Dataset content >>
--- BEGIN ---
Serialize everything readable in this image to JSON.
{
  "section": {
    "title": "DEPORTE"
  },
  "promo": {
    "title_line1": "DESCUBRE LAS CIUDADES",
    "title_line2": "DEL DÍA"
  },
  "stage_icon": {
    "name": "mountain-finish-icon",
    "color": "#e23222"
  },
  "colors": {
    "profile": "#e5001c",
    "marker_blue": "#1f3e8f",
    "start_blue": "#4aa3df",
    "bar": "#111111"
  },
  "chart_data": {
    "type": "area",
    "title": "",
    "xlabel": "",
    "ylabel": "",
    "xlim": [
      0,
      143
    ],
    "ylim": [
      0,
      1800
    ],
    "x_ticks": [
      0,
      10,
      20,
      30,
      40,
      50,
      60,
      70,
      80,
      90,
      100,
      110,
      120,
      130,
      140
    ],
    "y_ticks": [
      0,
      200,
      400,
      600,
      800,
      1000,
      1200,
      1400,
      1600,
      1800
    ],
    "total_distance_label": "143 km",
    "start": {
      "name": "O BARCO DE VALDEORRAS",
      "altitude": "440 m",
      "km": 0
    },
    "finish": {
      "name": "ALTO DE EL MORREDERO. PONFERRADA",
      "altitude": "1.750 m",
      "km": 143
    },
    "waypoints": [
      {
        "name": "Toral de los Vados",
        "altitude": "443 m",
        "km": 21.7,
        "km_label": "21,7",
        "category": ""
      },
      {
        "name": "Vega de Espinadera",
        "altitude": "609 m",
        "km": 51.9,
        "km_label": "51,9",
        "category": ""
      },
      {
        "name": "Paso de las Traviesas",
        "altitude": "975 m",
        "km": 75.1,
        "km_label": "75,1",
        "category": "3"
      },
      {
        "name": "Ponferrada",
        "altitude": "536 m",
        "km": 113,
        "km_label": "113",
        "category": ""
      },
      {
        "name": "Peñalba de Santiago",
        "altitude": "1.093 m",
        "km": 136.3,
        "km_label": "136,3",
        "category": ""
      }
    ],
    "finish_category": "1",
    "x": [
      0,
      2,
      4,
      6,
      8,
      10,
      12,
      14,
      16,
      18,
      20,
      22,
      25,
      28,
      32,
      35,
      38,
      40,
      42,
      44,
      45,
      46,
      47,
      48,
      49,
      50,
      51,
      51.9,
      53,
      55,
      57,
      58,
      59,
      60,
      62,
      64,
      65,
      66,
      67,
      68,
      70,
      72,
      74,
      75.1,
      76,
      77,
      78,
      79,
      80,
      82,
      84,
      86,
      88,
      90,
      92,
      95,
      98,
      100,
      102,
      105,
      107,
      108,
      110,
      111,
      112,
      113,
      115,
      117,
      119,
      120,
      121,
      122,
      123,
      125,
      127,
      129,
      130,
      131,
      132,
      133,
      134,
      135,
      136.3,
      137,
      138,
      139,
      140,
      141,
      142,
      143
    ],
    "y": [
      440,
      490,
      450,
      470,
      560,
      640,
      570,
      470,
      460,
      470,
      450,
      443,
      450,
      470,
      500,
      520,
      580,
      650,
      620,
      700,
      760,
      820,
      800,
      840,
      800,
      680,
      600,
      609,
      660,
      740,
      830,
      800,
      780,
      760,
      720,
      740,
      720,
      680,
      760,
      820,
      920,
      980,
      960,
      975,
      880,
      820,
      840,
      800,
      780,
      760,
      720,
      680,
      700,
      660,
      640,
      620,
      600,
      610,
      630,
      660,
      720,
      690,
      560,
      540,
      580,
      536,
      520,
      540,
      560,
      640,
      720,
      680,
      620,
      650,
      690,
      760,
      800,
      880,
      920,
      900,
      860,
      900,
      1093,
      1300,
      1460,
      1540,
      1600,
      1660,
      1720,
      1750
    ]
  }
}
--- END ---
Your instructions >>
Extract the full listing above without altering anything.

Response >>
Serialize everything readable in this image to JSON.
{
  "section": {
    "title": "DEPORTE"
  },
  "promo": {
    "title_line1": "DESCUBRE LAS CIUDADES",
    "title_line2": "DEL DÍA"
  },
  "stage_icon": {
    "name": "mountain-finish-icon",
    "color": "#e23222"
  },
  "colors": {
    "profile": "#e5001c",
    "marker_blue": "#1f3e8f",
    "start_blue": "#4aa3df",
    "bar": "#111111"
  },
  "chart_data": {
    "type": "area",
    "title": "",
    "xlabel": "",
    "ylabel": "",
    "xlim": [
      0,
      143
    ],
    "ylim": [
      0,
      1800
    ],
    "x_ticks": [
      0,
      10,
      20,
      30,
      40,
      50,
      60,
      70,
      80,
      90,
      100,
      110,
      120,
      130,
      140
    ],
    "y_ticks": [
      0,
      200,
      400,
      600,
      800,
      1000,
      1200,
      1400,
      1600,
      1800
    ],
    "total_distance_label": "143 km",
    "start": {
      "name": "O BARCO DE VALDEORRAS",
      "altitude": "440 m",
      "km": 0
    },
    "finish": {
      "name": "ALTO DE EL MORREDERO. PONFERRADA",
      "altitude": "1.750 m",
      "km": 143
    },
    "waypoints": [
      {
        "name": "Toral de los Vados",
        "altitude": "443 m",
        "km": 21.7,
        "km_label": "21,7",
        "category": ""
      },
      {
        "name": "Vega de Espinadera",
        "altitude": "609 m",
        "km": 51.9,
        "km_label": "51,9",
        "category": ""
      },
      {
        "name": "Paso de las Traviesas",
        "altitude": "975 m",
        "km": 75.1,
        "km_label": "75,1",
        "category": "3"
      },
      {
        "name": "Ponferrada",
        "altitude": "536 m",
        "km": 113,
        "km_label": "113",
        "category": ""
      },
      {
        "name": "Peñalba de Santiago",
        "altitude": "1.093 m",
        "km": 136.3,
        "km_label": "136,3",
        "category": ""
      }
    ],
    "finish_category": "1",
    "x": [
      0,
      2,
      4,
      6,
      8,
      10,
      12,
      14,
      16,
      18,
      20,
      22,
      25,
      28,
      32,
      35,
      38,
      40,
      42,
      44,
      45,
      46,
      47,
      48,
      49,
      50,
      51,
      51.9,
      53,
      55,
      57,
      58,
      59,
      60,
      62,
      64,
      65,
      66,
      67,
      68,
      70,
      72,
      74,
      75.1,
      76,
      77,
      78,
      79,
      80,
      82,
      84,
      86,
      88,
      90,
      92,
      95,
      98,
      100,
      102,
      105,
      107,
      108,
      110,
      111,
      112,
      113,
      115,
      117,
      119,
      120,
      121,
      122,
      123,
      125,
      127,
      129,
      130,
      131,
      132,
      133,
      134,
      135,
      136.3,
      137,
      138,
      139,
      140,
      141,
      142,
      143
    ],
    "y": [
      440,
      490,
      450,
      470,
      560,
      640,
      570,
      470,
      460,
      470,
      450,
      443,
      450,
      470,
      500,
      520,
      580,
      650,
      620,
      700,
      760,
      820,
      800,
      840,
      800,
      680,
      600,
      609,
      660,
      740,
      830,
      800,
      780,
      760,
      720,
      740,
      720,
      680,
      760,
      820,
      920,
      980,
      960,
      975,
      880,
      820,
      840,
      800,
      780,
      760,
      720,
      680,
      700,
      660,
      640,
      620,
      600,
      610,
      630,
      660,
      720,
      690,
      560,
      540,
      580,
      536,
      520,
      540,
      560,
      640,
      720,
      680,
      620,
      650,
      690,
      760,
      800,
      880,
      920,
      900,
      860,
      900,
      1093,
      1300,
      1460,
      1540,
      1600,
      1660,
      1720,
      1750
    ]
  }
}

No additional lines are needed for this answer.